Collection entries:
***
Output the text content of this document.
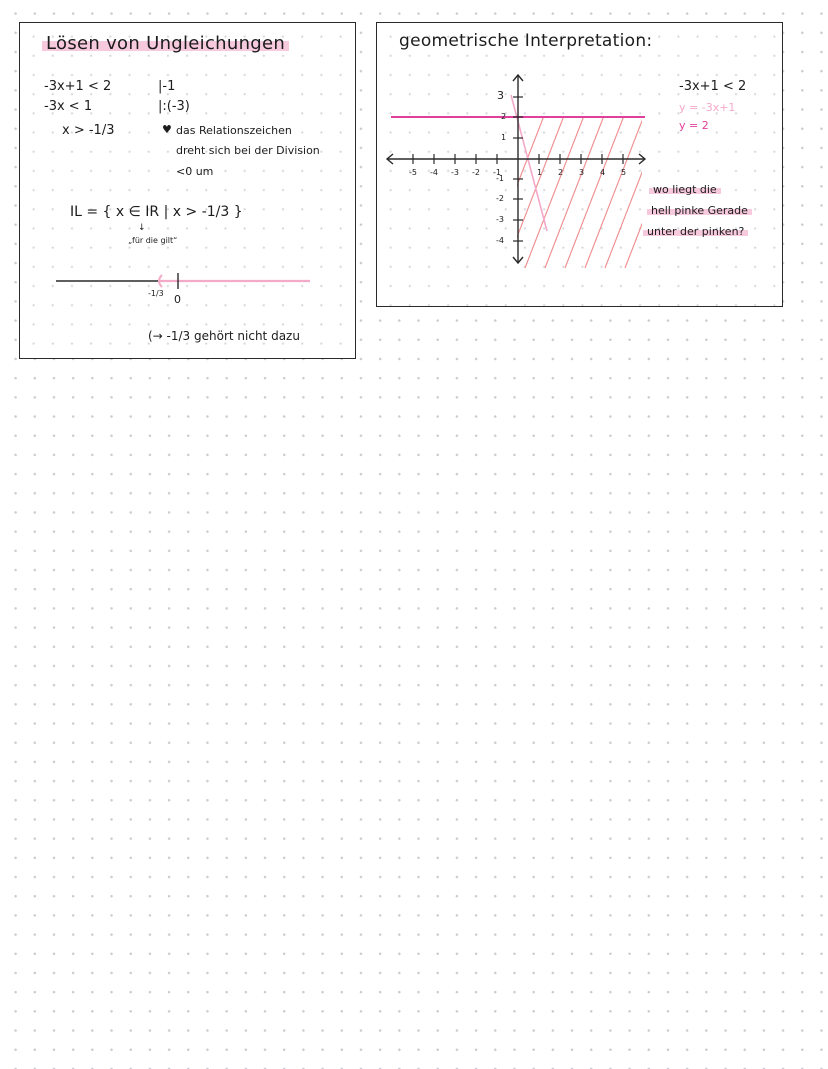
Lösen von Ungleichungen
-3x+1 < 2	|-1
-3x < 1	|:(-3)
x > -1/3	♥ das Relationszeichen
dreht sich bei der Division
<0 um
IL = { x ∈ IR | x > -1/3 }
↓
„für die gilt“
-1/3 0
(→ -1/3 gehört nicht dazu
geometrische Interpretation:
-5 -4 -3 -2 -1	1 2 3 4 5
3
2
1
-1
-2
-3
-4
-3x+1 < 2
y = -3x+1
y = 2
wo liegt die
hell pinke Gerade
unter der pinken?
***
> [Problem details]: Exclude the pictures. Write out the remaining data exactly.

> [Finished task]:
Output the text content of this document.
Lösen von Ungleichungen
-3x+1 < 2	|-1
-3x < 1	|:(-3)
x > -1/3	♥ das Relationszeichen
dreht sich bei der Division
<0 um
IL = { x ∈ IR | x > -1/3 }
↓
„für die gilt“
-1/3 0
(→ -1/3 gehört nicht dazu
geometrische Interpretation:
-5 -4 -3 -2 -1	1 2 3 4 5
3
2
1
-1
-2
-3
-4
-3x+1 < 2
y = -3x+1
y = 2
wo liegt die
hell pinke Gerade
unter der pinken?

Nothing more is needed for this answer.